Task objective — Wherever "novembre" appears in a line, list that line.

Extracted data entries
○ ○ ○ ○ ○ ○ ○

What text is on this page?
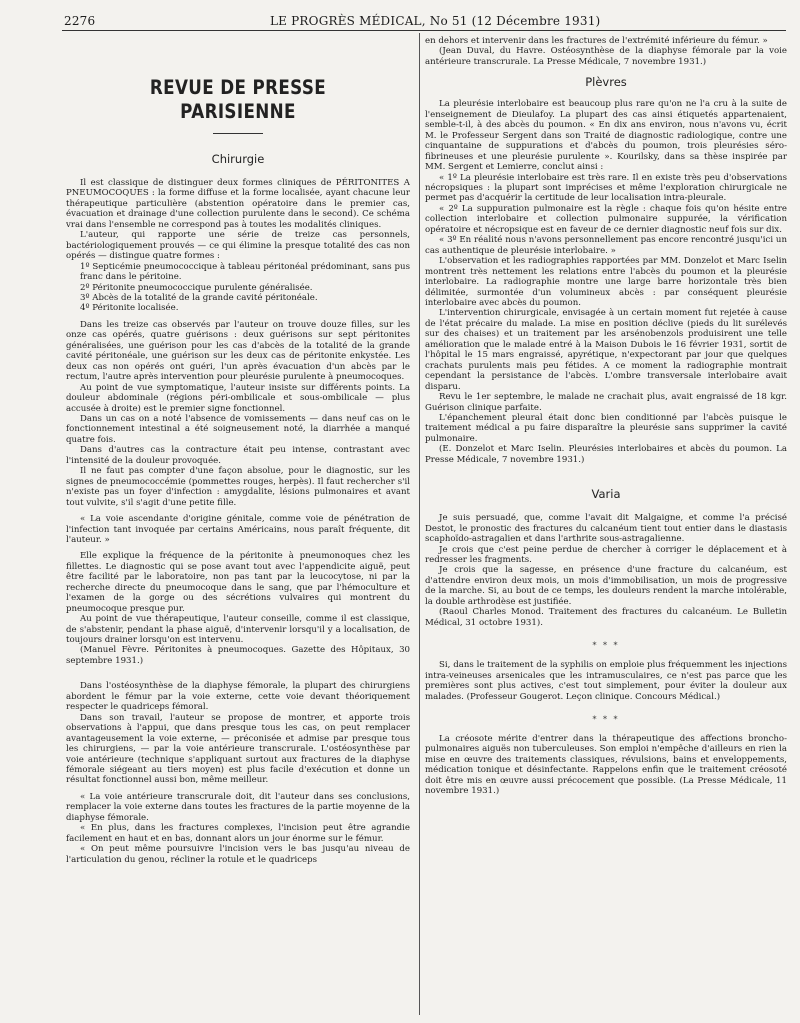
2276	LE PROGRÈS MÉDICAL, No 51 (12 Décembre 1931)
REVUE DE PRESSE PARISIENNE
Chirurgie

Il est classique de distinguer deux formes cliniques de PÉRITONITES A PNEUMOCOQUES : la forme diffuse et la forme localisée, ayant chacune leur thérapeutique particulière (abstention opératoire dans le premier cas, évacuation et drainage d'une collection purulente dans le second). Ce schéma vrai dans l'ensemble ne correspond pas à toutes les modalités cliniques.

L'auteur, qui rapporte une série de treize cas personnels, bactériologiquement prouvés — ce qui élimine la presque totalité des cas non opérés — distingue quatre formes :

1º Septicémie pneumococcique à tableau péritonéal prédominant, sans pus franc dans le péritoine.

2º Péritonite pneumococcique purulente généralisée.

3º Abcès de la totalité de la grande cavité péritonéale.

4º Péritonite localisée.

Dans les treize cas observés par l'auteur on trouve douze filles, sur les onze cas opérés, quatre guérisons : deux guérisons sur sept péritonites généralisées, une guérison pour les cas d'abcès de la totalité de la grande cavité péritonéale, une guérison sur les deux cas de péritonite enkystée. Les deux cas non opérés ont guéri, l'un après évacuation d'un abcès par le rectum, l'autre après intervention pour pleurésie purulente à pneumocoques.

Au point de vue symptomatique, l'auteur insiste sur différents points. La douleur abdominale (régions péri-ombilicale et sous-ombilicale — plus accusée à droite) est le premier signe fonctionnel.

Dans un cas on a noté l'absence de vomissements — dans neuf cas on le fonctionnement intestinal a été soigneusement noté, la diarrhée a manqué quatre fois.

Dans d'autres cas la contracture était peu intense, contrastant avec l'intensité de la douleur provoquée.

Il ne faut pas compter d'une façon absolue, pour le diagnostic, sur les signes de pneumococcémie (pommettes rouges, herpès). Il faut rechercher s'il n'existe pas un foyer d'infection : amygdalite, lésions pulmonaires et avant tout vulvite, s'il s'agit d'une petite fille.

« La voie ascendante d'origine génitale, comme voie de pénétration de l'infection tant invoquée par certains Américains, nous paraît fréquente, dit l'auteur. »

Elle explique la fréquence de la péritonite à pneumonoques chez les fillettes. Le diagnostic qui se pose avant tout avec l'appendicite aiguë, peut être facilité par le laboratoire, non pas tant par la leucocytose, ni par la recherche directe du pneumocoque dans le sang, que par l'hémoculture et l'examen de la gorge ou des sécrétions vulvaires qui montrent du pneumocoque presque pur.

Au point de vue thérapeutique, l'auteur conseille, comme il est classique, de s'abstenir, pendant la phase aiguë, d'intervenir lorsqu'il y a localisation, de toujours drainer lorsqu'on est intervenu.

(Manuel Fèvre. Péritonites à pneumocoques. Gazette des Hôpitaux, 30 septembre 1931.)

Dans l'ostéosynthèse de la diaphyse fémorale, la plupart des chirurgiens abordent le fémur par la voie externe, cette voie devant théoriquement respecter le quadriceps fémoral.

Dans son travail, l'auteur se propose de montrer, et apporte trois observations à l'appui, que dans presque tous les cas, on peut remplacer avantageusement la voie externe, — préconisée et admise par presque tous les chirurgiens, — par la voie antérieure transcrurale. L'ostéosynthèse par voie antérieure (technique s'appliquant surtout aux fractures de la diaphyse fémorale siégeant au tiers moyen) est plus facile d'exécution et donne un résultat fonctionnel aussi bon, même meilleur.

« La voie antérieure transcrurale doit, dit l'auteur dans ses conclusions, remplacer la voie externe dans toutes les fractures de la partie moyenne de la diaphyse fémorale.

« En plus, dans les fractures complexes, l'incision peut être agrandie facilement en haut et en bas, donnant alors un jour énorme sur le fémur.

« On peut même poursuivre l'incision vers le bas jusqu'au niveau de l'articulation du genou, récliner la rotule et le quadriceps

en dehors et intervenir dans les fractures de l'extrémité inférieure du fémur. »

(Jean Duval, du Havre. Ostéosynthèse de la diaphyse fémorale par la voie antérieure transcrurale. La Presse Médicale, 7 novembre 1931.)

Plèvres

La pleurésie interlobaire est beaucoup plus rare qu'on ne l'a cru à la suite de l'enseignement de Dieulafoy. La plupart des cas ainsi étiquetés appartenaient, semble-t-il, à des abcès du poumon. « En dix ans environ, nous n'avons vu, écrit M. le Professeur Sergent dans son Traité de diagnostic radiologique, contre une cinquantaine de suppurations et d'abcès du poumon, trois pleurésies séro-fibrineuses et une pleurésie purulente ». Kourilsky, dans sa thèse inspirée par MM. Sergent et Lemierre, conclut ainsi :

« 1º La pleurésie interlobaire est très rare. Il en existe très peu d'observations nécropsiques : la plupart sont imprécises et même l'exploration chirurgicale ne permet pas d'acquérir la certitude de leur localisation intra-pleurale.

« 2º La suppuration pulmonaire est la règle : chaque fois qu'on hésite entre collection interlobaire et collection pulmonaire suppurée, la vérification opératoire et nécropsique est en faveur de ce dernier diagnostic neuf fois sur dix.

« 3º En réalité nous n'avons personnellement pas encore rencontré jusqu'ici un cas authentique de pleurésie interlobaire. »

L'observation et les radiographies rapportées par MM. Donzelot et Marc Iselin montrent très nettement les relations entre l'abcès du poumon et la pleurésie interlobaire. La radiographie montre une large barre horizontale très bien délimitée, surmontée d'un volumineux abcès : par conséquent pleurésie interlobaire avec abcès du poumon.

L'intervention chirurgicale, envisagée à un certain moment fut rejetée à cause de l'état précaire du malade. La mise en position déclive (pieds du lit surélevés sur des chaises) et un traitement par les arsénobenzols produisirent une telle amélioration que le malade entré à la Maison Dubois le 16 février 1931, sortit de l'hôpital le 15 mars engraissé, apyrétique, n'expectorant par jour que quelques crachats purulents mais peu fétides. A ce moment la radiographie montrait cependant la persistance de l'abcès. L'ombre transversale interlobaire avait disparu.

Revu le 1er septembre, le malade ne crachait plus, avait engraissé de 18 kgr. Guérison clinique parfaite.

L'épanchement pleural était donc bien conditionné par l'abcès puisque le traitement médical a pu faire disparaître la pleurésie sans supprimer la cavité pulmonaire.

(E. Donzelot et Marc Iselin. Pleurésies interlobaires et abcès du poumon. La Presse Médicale, 7 novembre 1931.)

Varia

Je suis persuadé, que, comme l'avait dit Malgaigne, et comme l'a précisé Destot, le pronostic des fractures du calcanéum tient tout entier dans le diastasis scaphoïdo-astragalien et dans l'arthrite sous-astragalienne.

Je crois que c'est peine perdue de chercher à corriger le déplacement et à redresser les fragments.

Je crois que la sagesse, en présence d'une fracture du calcanéum, est d'attendre environ deux mois, un mois d'immobilisation, un mois de progressive de la marche. Si, au bout de ce temps, les douleurs rendent la marche intolérable, la double arthrodèse est justifiée.

(Raoul Charles Monod. Traitement des fractures du calcanéum. Le Bulletin Médical, 31 octobre 1931).

* * *

Si, dans le traitement de la syphilis on emploie plus fréquemment les injections intra-veineuses arsenicales que les intramusculaires, ce n'est pas parce que les premières sont plus actives, c'est tout simplement, pour éviter la douleur aux malades. (Professeur Gougerot. Leçon clinique. Concours Médical.)

* * *

La créosote mérite d'entrer dans la thérapeutique des affections broncho-pulmonaires aiguës non tuberculeuses. Son emploi n'empêche d'ailleurs en rien la mise en œuvre des traitements classiques, révulsions, bains et enveloppements, médication tonique et désinfectante. Rappelons enfin que le traitement créosoté doit être mis en œuvre aussi précocement que possible. (La Presse Médicale, 11 novembre 1931.)
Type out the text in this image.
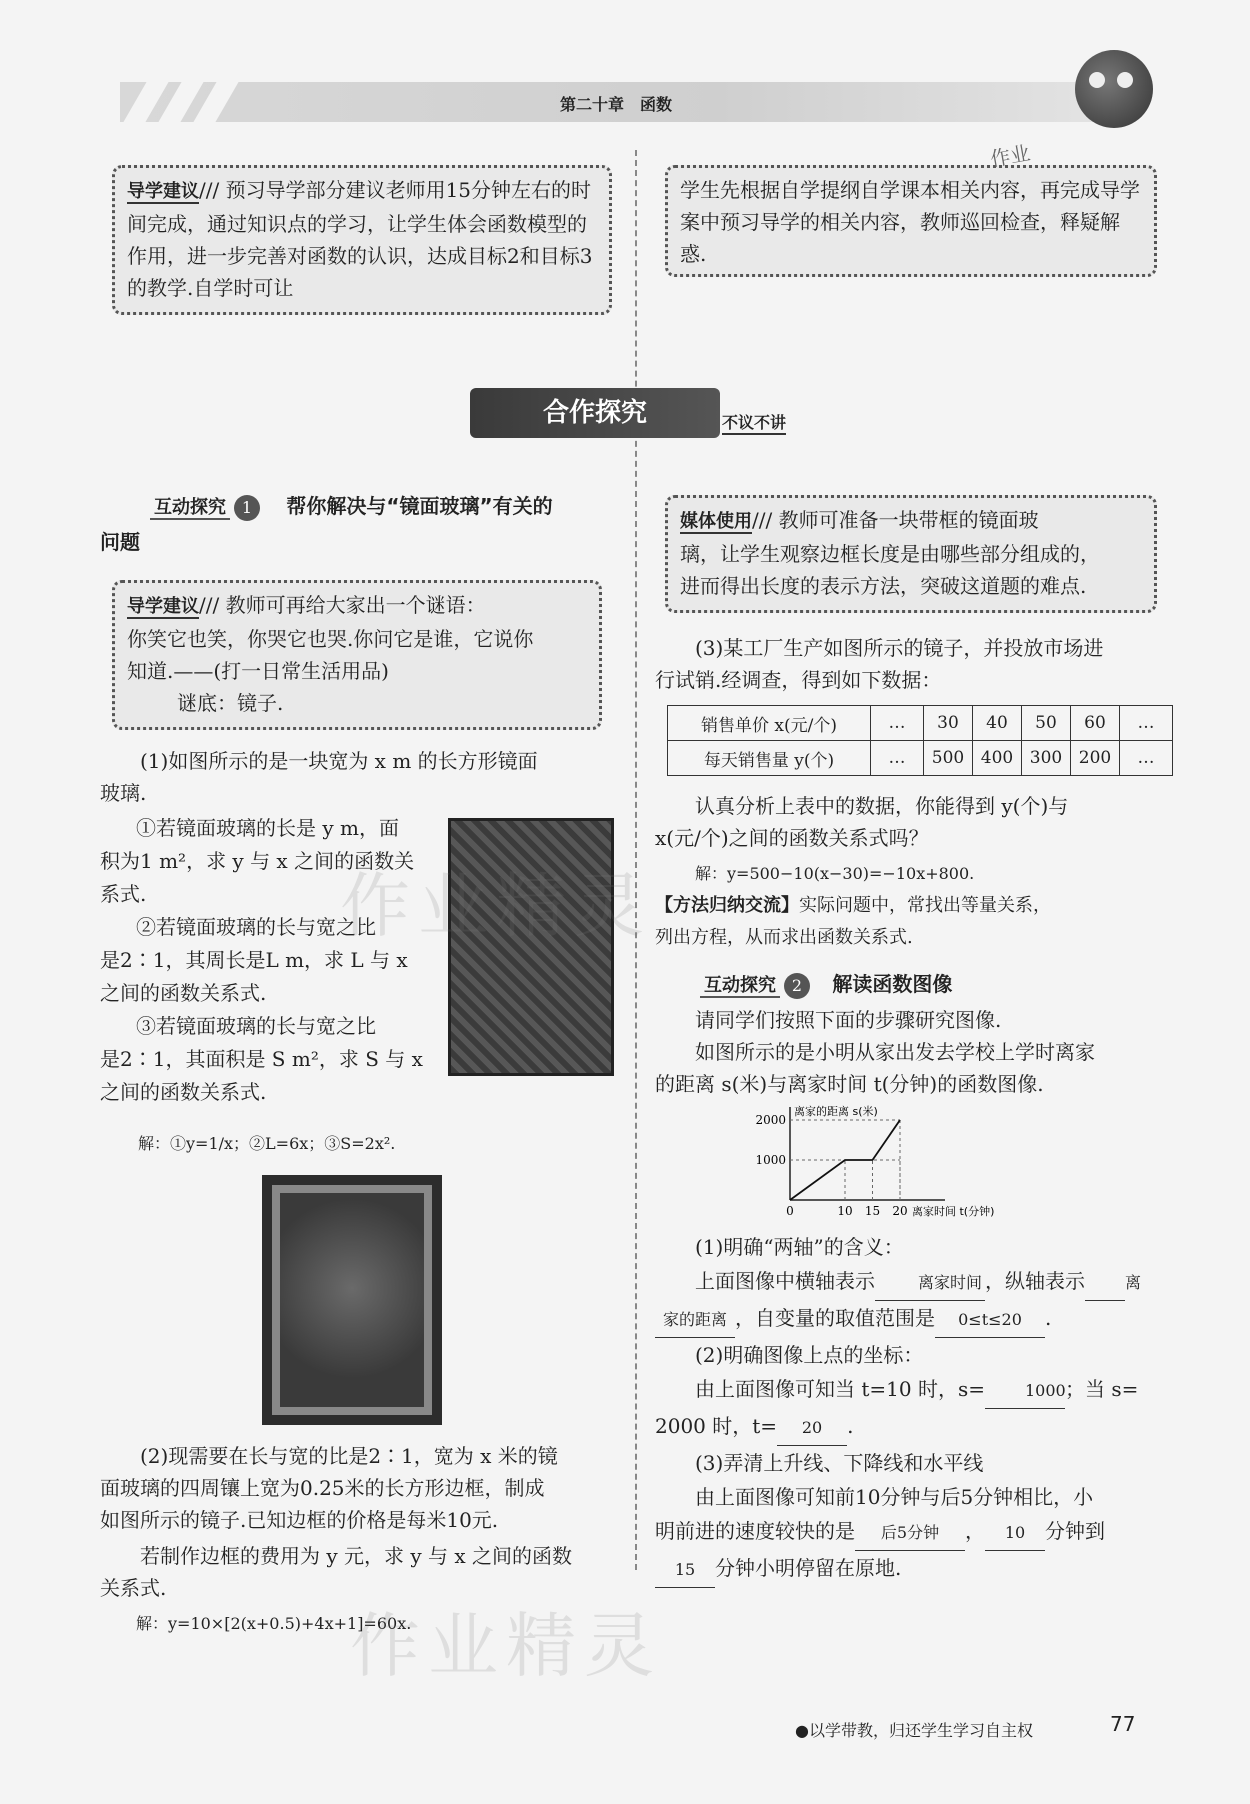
第二十章　函数
导学建议/// 预习导学部分建议老师用15分钟左右的时间完成，通过知识点的学习，让学生体会函数模型的作用，进一步完善对函数的认识，达成目标2和目标3的教学.自学时可让
学生先根据自学提纲自学课本相关内容，再完成导学案中预习导学的相关内容，教师巡回检查，释疑解惑.
作业
合作探究	不议不讲
互动探究 1 帮你解决与“镜面玻璃”有关的
问题
导学建议/// 教师可再给大家出一个谜语：
你笑它也笑，你哭它也哭.你问它是谁，它说你
知道.——(打一日常生活用品)
谜底：镜子.
(1)如图所示的是一块宽为 x m 的长方形镜面
玻璃.
①若镜面玻璃的长是 y m，面
积为1 m²，求 y 与 x 之间的函数关
系式.
②若镜面玻璃的长与宽之比
是2∶1，其周长是L m，求 L 与 x
之间的函数关系式.
③若镜面玻璃的长与宽之比
是2∶1，其面积是 S m²，求 S 与 x
之间的函数关系式.
解：①y=1/x；②L=6x；③S=2x².
(2)现需要在长与宽的比是2∶1，宽为 x 米的镜
面玻璃的四周镶上宽为0.25米的长方形边框，制成
如图所示的镜子.已知边框的价格是每米10元.
若制作边框的费用为 y 元，求 y 与 x 之间的函数
关系式.
解：y=10×[2(x+0.5)+4x+1]=60x.
媒体使用/// 教师可准备一块带框的镜面玻
璃，让学生观察边框长度是由哪些部分组成的，
进而得出长度的表示方法，突破这道题的难点.
(3)某工厂生产如图所示的镜子，并投放市场进
行试销.经调查，得到如下数据：
销售单价 x(元/个)	…	30	40	50	60	…
每天销售量 y(个)	…	500	400	300	200	…
认真分析上表中的数据，你能得到 y(个)与
x(元/个)之间的函数关系式吗？
解：y=500−10(x−30)=−10x+800.
【方法归纳交流】实际问题中，常找出等量关系，
列出方程，从而求出函数关系式.
互动探究 2 解读函数图像
请同学们按照下面的步骤研究图像.
如图所示的是小明从家出发去学校上学时离家
的距离 s(米)与离家时间 t(分钟)的函数图像.
1000
2000
0	10 15 20
离家的距离 s(米)
离家时间 t(分钟)
(1)明确“两轴”的含义：
上面图像中横轴表示	离家时间 ，纵轴表示	离
家的距离 ，自变量的取值范围是 0≤t≤20 .
(2)明确图像上点的坐标：
由上面图像可知当 t=10 时，s=	1000；当 s=
2000 时，t= 20 .
(3)弄清上升线、下降线和水平线
由上面图像可知前10分钟与后5分钟相比，小
明前进的速度较快的是 后5分钟 ， 10 分钟到
15 分钟小明停留在原地.
作业精灵
作业精灵
●以学带教，归还学生学习自主权	77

○ ○ ○ ○ ○ ○ ○

Result of the exercise —
(Jean Duval, du Havre. Ostéosynthèse de la diaphyse fémorale par la voie antérieure transcrurale. La Presse Médicale, 7 novembre 1931.)
(E. Donzelot et Marc Iselin. Pleurésies interlobaires et abcès du poumon. La Presse Médicale, 7 novembre 1931.)
La créosote mérite d'entrer dans la thérapeutique des affections broncho-pulmonaires aiguës non tuberculeuses. Son emploi n'empêche d'ailleurs en rien la mise en œuvre des traitements classiques, révulsions, bains et enveloppements, médication tonique et désinfectante. Rappelons enfin que le traitement créosoté doit être mis en œuvre aussi précocement que possible. (La Presse Médicale, 11 novembre 1931.)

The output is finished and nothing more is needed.